- WORKING DATA
# # #
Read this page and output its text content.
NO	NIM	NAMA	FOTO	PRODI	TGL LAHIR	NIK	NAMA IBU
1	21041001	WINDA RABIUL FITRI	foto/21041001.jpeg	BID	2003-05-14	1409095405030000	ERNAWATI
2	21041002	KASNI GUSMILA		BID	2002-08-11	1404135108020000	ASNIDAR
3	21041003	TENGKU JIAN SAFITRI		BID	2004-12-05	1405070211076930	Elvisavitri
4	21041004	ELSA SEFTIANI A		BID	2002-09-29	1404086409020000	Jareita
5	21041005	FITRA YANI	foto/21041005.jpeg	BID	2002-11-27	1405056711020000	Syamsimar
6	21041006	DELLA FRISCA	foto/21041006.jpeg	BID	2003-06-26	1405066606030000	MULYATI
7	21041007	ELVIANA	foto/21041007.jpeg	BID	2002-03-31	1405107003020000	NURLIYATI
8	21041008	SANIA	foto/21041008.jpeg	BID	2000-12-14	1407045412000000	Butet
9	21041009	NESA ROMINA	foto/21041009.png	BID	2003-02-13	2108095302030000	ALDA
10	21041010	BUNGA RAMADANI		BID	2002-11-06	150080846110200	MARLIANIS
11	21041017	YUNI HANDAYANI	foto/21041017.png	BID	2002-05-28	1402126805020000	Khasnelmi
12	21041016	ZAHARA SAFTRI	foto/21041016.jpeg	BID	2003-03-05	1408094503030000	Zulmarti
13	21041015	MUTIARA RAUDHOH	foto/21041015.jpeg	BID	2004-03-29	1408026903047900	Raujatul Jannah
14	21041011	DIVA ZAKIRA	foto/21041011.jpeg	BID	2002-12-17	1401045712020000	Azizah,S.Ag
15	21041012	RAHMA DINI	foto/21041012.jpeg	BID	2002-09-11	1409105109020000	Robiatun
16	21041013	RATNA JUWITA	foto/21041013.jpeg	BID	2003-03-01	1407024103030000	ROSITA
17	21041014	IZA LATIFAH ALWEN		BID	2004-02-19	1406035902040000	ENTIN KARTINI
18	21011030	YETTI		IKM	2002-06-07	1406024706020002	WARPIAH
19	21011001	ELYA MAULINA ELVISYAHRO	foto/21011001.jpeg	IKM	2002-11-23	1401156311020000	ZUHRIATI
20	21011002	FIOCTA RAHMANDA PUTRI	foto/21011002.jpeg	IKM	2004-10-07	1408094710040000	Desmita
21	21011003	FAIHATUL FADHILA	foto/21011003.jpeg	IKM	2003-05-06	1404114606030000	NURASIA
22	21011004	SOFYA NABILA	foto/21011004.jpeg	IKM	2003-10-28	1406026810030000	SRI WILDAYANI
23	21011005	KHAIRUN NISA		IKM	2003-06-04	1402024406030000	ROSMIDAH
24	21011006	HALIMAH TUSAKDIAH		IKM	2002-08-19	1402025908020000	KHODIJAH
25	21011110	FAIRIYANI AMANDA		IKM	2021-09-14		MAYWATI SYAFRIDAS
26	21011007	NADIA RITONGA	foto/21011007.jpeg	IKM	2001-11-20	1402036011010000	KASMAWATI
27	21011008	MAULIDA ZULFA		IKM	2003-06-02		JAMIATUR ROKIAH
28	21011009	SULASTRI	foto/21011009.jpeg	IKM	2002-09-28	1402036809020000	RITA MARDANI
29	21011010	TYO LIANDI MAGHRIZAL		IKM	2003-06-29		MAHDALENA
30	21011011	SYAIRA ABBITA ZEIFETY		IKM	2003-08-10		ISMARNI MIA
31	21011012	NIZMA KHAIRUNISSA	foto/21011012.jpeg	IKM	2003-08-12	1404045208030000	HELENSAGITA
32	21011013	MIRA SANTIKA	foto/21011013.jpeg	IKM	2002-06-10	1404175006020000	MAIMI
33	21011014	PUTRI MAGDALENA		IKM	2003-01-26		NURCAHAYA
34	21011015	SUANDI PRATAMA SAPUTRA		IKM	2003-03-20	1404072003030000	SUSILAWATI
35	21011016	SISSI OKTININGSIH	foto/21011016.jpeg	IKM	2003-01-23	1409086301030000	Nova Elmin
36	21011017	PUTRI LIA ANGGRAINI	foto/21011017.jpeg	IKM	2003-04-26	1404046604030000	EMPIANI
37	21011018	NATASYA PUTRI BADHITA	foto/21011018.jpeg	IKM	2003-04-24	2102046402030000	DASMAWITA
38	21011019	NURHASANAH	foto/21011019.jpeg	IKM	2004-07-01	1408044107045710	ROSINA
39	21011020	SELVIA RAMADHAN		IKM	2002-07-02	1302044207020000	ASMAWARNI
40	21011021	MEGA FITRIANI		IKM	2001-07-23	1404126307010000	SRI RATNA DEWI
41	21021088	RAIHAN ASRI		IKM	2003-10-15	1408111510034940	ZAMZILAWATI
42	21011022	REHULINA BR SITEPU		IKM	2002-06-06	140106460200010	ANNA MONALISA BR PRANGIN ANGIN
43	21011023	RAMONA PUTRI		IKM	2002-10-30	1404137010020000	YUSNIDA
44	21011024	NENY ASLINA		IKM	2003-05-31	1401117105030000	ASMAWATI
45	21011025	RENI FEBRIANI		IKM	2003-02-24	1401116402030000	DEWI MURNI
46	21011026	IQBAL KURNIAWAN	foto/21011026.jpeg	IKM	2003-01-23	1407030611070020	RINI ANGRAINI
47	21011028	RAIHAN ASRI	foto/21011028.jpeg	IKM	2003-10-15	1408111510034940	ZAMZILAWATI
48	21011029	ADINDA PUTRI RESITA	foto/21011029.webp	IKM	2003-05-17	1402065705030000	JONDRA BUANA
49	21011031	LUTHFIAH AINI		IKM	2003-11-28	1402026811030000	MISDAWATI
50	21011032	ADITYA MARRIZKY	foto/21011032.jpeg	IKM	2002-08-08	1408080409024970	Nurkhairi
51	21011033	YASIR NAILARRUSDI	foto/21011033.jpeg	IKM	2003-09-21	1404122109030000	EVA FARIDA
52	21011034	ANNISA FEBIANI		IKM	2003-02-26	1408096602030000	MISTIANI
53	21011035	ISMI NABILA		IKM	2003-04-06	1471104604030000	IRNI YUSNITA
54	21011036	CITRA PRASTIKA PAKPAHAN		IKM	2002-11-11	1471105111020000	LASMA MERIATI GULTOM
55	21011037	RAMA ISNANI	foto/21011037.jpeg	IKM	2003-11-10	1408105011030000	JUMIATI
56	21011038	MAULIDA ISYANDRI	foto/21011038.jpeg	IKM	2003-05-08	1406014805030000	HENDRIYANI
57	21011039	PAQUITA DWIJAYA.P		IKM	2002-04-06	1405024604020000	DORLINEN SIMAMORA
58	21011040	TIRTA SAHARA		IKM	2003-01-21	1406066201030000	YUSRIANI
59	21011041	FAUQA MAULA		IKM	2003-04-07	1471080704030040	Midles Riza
# # #
- OBJECTIVE
Gather all the lines that include the word "MAULIDA" and copy them out.

- EXERCISE OUTPUT
27	21011008	MAULIDA ZULFA		IKM	2003-06-02		JAMIATUR ROKIAH
56	21011038	MAULIDA ISYANDRI	foto/21011038.jpeg	IKM	2003-05-08	1406014805030000	HENDRIYANI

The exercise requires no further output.